[YOUR TASK]
Every entry that follows should be reproduced exactly.

[SUPPLIED RECORDS]

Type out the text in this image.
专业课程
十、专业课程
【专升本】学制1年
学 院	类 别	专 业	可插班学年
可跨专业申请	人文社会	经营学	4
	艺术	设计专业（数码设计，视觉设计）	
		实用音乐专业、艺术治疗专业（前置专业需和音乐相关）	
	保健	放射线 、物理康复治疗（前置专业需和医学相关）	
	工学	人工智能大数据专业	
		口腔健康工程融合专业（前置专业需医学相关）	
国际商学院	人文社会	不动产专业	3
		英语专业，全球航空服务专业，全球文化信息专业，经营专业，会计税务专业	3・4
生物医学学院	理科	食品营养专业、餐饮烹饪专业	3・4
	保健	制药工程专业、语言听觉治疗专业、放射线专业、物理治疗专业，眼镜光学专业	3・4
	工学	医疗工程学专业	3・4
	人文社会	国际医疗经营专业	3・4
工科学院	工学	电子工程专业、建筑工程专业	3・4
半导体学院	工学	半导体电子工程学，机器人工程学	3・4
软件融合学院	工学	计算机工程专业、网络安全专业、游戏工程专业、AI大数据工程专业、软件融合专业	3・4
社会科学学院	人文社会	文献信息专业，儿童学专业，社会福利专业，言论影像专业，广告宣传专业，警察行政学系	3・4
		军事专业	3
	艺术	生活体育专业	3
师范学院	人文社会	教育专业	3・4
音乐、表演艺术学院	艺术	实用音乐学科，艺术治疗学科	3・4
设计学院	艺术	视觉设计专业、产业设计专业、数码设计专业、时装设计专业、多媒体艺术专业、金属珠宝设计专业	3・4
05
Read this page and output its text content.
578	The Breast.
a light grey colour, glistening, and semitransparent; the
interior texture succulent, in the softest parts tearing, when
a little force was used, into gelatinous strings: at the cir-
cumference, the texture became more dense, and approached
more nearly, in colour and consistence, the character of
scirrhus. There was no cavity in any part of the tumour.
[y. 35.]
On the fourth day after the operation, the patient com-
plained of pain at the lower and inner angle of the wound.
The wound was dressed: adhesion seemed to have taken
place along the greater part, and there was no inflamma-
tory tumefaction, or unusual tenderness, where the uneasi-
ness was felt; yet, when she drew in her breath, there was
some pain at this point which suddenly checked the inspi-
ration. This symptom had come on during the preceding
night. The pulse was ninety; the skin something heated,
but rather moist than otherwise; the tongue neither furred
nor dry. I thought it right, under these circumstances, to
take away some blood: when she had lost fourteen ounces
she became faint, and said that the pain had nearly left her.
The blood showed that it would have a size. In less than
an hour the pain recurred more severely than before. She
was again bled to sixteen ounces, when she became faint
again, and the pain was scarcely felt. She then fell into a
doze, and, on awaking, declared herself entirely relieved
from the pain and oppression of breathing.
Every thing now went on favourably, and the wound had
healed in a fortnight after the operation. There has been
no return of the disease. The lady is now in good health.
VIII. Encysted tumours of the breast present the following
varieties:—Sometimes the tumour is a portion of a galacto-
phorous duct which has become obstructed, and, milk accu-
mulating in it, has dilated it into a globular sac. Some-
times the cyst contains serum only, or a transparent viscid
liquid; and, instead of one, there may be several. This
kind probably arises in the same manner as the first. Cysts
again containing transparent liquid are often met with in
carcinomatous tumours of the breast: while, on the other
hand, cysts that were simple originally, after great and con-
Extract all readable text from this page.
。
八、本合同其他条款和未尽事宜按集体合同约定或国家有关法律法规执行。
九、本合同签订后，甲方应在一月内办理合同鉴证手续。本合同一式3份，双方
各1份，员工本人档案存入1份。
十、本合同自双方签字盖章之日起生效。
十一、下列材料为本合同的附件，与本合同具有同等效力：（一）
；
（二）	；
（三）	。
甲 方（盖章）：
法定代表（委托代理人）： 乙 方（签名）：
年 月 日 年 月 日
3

[OUTPUT OF THE EXERCISE]
Type out the text in this image.
专业课程
十、专业课程
【专升本】学制1年
学 院	类 别	专 业	可插班学年
可跨专业申请	人文社会	经营学	4
	艺术	设计专业（数码设计，视觉设计）	
		实用音乐专业、艺术治疗专业（前置专业需和音乐相关）	
	保健	放射线 、物理康复治疗（前置专业需和医学相关）	
	工学	人工智能大数据专业	
		口腔健康工程融合专业（前置专业需医学相关）	
国际商学院	人文社会	不动产专业	3
		英语专业，全球航空服务专业，全球文化信息专业，经营专业，会计税务专业	3・4
生物医学学院	理科	食品营养专业、餐饮烹饪专业	3・4
	保健	制药工程专业、语言听觉治疗专业、放射线专业、物理治疗专业，眼镜光学专业	3・4
	工学	医疗工程学专业	3・4
	人文社会	国际医疗经营专业	3・4
工科学院	工学	电子工程专业、建筑工程专业	3・4
半导体学院	工学	半导体电子工程学，机器人工程学	3・4
软件融合学院	工学	计算机工程专业、网络安全专业、游戏工程专业、AI大数据工程专业、软件融合专业	3・4
社会科学学院	人文社会	文献信息专业，儿童学专业，社会福利专业，言论影像专业，广告宣传专业，警察行政学系	3・4
		军事专业	3
	艺术	生活体育专业	3
师范学院	人文社会	教育专业	3・4
音乐、表演艺术学院	艺术	实用音乐学科，艺术治疗学科	3・4
设计学院	艺术	视觉设计专业、产业设计专业、数码设计专业、时装设计专业、多媒体艺术专业、金属珠宝设计专业	3・4
05
Read this page and output its text content.
578	The Breast.
a light grey colour, glistening, and semitransparent; the
interior texture succulent, in the softest parts tearing, when
a little force was used, into gelatinous strings: at the cir-
cumference, the texture became more dense, and approached
more nearly, in colour and consistence, the character of
scirrhus. There was no cavity in any part of the tumour.
[y. 35.]
On the fourth day after the operation, the patient com-
plained of pain at the lower and inner angle of the wound.
The wound was dressed: adhesion seemed to have taken
place along the greater part, and there was no inflamma-
tory tumefaction, or unusual tenderness, where the uneasi-
ness was felt; yet, when she drew in her breath, there was
some pain at this point which suddenly checked the inspi-
ration. This symptom had come on during the preceding
night. The pulse was ninety; the skin something heated,
but rather moist than otherwise; the tongue neither furred
nor dry. I thought it right, under these circumstances, to
take away some blood: when she had lost fourteen ounces
she became faint, and said that the pain had nearly left her.
The blood showed that it would have a size. In less than
an hour the pain recurred more severely than before. She
was again bled to sixteen ounces, when she became faint
again, and the pain was scarcely felt. She then fell into a
doze, and, on awaking, declared herself entirely relieved
from the pain and oppression of breathing.
Every thing now went on favourably, and the wound had
healed in a fortnight after the operation. There has been
no return of the disease. The lady is now in good health.
VIII. Encysted tumours of the breast present the following
varieties:—Sometimes the tumour is a portion of a galacto-
phorous duct which has become obstructed, and, milk accu-
mulating in it, has dilated it into a globular sac. Some-
times the cyst contains serum only, or a transparent viscid
liquid; and, instead of one, there may be several. This
kind probably arises in the same manner as the first. Cysts
again containing transparent liquid are often met with in
carcinomatous tumours of the breast: while, on the other
hand, cysts that were simple originally, after great and con-
Extract all readable text from this page.
。
八、本合同其他条款和未尽事宜按集体合同约定或国家有关法律法规执行。
九、本合同签订后，甲方应在一月内办理合同鉴证手续。本合同一式3份，双方
各1份，员工本人档案存入1份。
十、本合同自双方签字盖章之日起生效。
十一、下列材料为本合同的附件，与本合同具有同等效力：（一）
；
（二）	；
（三）	。
甲 方（盖章）：
法定代表（委托代理人）： 乙 方（签名）：
年 月 日 年 月 日
3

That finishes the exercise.